**WHAT IS NEEDED:** Gather all lines from the material that contain the word "Control".

**EXTRACTED ENTRIES:**
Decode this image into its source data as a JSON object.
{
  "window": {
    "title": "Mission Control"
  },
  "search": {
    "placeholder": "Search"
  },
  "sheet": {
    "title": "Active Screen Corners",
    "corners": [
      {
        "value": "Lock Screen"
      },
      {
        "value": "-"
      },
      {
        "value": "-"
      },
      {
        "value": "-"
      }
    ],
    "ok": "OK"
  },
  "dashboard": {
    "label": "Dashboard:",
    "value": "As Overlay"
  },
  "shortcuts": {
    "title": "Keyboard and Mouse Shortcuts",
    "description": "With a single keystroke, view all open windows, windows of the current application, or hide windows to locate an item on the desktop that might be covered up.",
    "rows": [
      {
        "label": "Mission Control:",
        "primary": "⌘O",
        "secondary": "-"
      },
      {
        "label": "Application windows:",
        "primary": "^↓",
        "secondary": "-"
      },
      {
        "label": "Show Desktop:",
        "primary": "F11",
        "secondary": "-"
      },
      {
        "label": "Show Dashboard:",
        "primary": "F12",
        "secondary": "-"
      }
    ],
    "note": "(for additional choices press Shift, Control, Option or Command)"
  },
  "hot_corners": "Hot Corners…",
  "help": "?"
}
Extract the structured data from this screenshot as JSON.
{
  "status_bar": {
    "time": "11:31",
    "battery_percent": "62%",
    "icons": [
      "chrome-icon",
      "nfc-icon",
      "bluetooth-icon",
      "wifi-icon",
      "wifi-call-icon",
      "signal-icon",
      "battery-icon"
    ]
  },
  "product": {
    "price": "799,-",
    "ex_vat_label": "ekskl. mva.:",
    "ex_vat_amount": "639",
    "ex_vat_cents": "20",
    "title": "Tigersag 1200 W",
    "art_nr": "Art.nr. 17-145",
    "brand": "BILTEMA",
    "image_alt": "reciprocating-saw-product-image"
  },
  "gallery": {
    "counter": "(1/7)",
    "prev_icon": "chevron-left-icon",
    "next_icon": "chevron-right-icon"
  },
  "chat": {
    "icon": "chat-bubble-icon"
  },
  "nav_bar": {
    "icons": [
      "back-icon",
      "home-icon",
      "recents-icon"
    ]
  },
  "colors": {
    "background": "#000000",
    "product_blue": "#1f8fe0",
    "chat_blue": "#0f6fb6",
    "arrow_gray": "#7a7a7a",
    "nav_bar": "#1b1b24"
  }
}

**WRITTEN ANSWER:**
    "title": "Mission Control"
        "label": "Mission Control:",
    "note": "(for additional choices press Shift, Control, Option or Command)"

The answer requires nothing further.